Record extracts:

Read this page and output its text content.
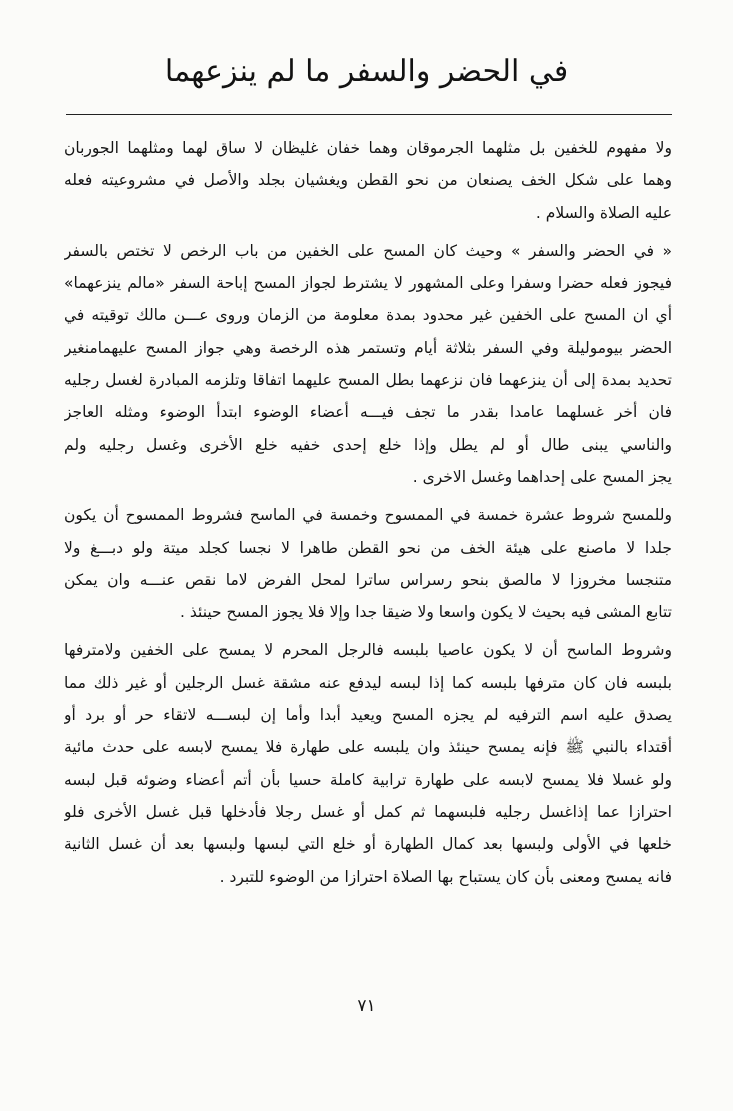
في الحضر والسفر ما لم ينزعهما
ولا مفهوم للخفين بل مثلهما الجرموقان وهما خفان غليظان لا ساق لهما ومثلهما الجوربان
وهما على شكل الخف يصنعان من نحو القطن ويغشيان بجلد والأصل في مشروعيته فعله
عليه الصلاة والسلام .
« في الحضر والسفر » وحيث كان المسح على الخفين من باب الرخص لا تختص بالسفر
فيجوز فعله حضرا وسفرا وعلى المشهور لا يشترط لجواز المسح إباحة السفر «مالم ينزعهما»
أي ان المسح على الخفين غير محدود بمدة معلومة من الزمان وروى عـــن مالك توقيته في
الحضر بيوموليلة وفي السفر بثلاثة أيام وتستمر هذه الرخصة وهي جواز المسح عليهمامنغير
تحديد بمدة إلى أن ينزعهما فان نزعهما بطل المسح عليهما اتفاقا وتلزمه المبادرة لغسل رجليه
فان أخر غسلهما عامدا بقدر ما تجف فيـــه أعضاء الوضوء ابتدأ الوضوء ومثله العاجز
والناسي يبنى طال أو لم يطل وإذا خلع إحدى خفيه خلع الأخرى وغسل رجليه ولم
يجز المسح على إحداهما وغسل الاخرى .
وللمسح شروط عشرة خمسة في الممسوح وخمسة في الماسح فشروط الممسوح أن يكون
جلدا لا ماصنع على هيئة الخف من نحو القطن طاهرا لا نجسا كجلد ميتة ولو دبـــغ ولا
متنجسا مخروزا لا مالصق بنحو رسراس ساترا لمحل الفرض لاما نقص عنـــه وان يمكن
تتابع المشى فيه بحيث لا يكون واسعا ولا ضيقا جدا وإلا فلا يجوز المسح حينئذ .
وشروط الماسح أن لا يكون عاصيا بلبسه فالرجل المحرم لا يمسح على الخفين ولامترفها
بلبسه فان كان مترفها بلبسه كما إذا لبسه ليدفع عنه مشقة غسل الرجلين أو غير ذلك مما
يصدق عليه اسم الترفيه لم يجزه المسح ويعيد أبدا وأما إن لبســـه لاتقاء حر أو برد أو
أقتداء بالنبي ﷺ فإنه يمسح حينئذ وان يلبسه على طهارة فلا يمسح لابسه على حدث مائية
ولو غسلا فلا يمسح لابسه على طهارة ترابية كاملة حسيا بأن أتم أعضاء وضوئه قبل لبسه
احترازا عما إذاغسل رجليه فلبسهما ثم كمل أو غسل رجلا فأدخلها قبل غسل الأخرى فلو
خلعها في الأولى ولبسها بعد كمال الطهارة أو خلع التي لبسها ولبسها بعد أن غسل الثانية
فانه يمسح ومعنى بأن كان يستباح بها الصلاة احترازا من الوضوء للتبرد .
٧١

Prompt: Filter out every line that lacks the word "وغسل", and copy the rest.

Completed exercise:
والناسي يبنى طال أو لم يطل وإذا خلع إحدى خفيه خلع الأخرى وغسل رجليه ولم
يجز المسح على إحداهما وغسل الاخرى .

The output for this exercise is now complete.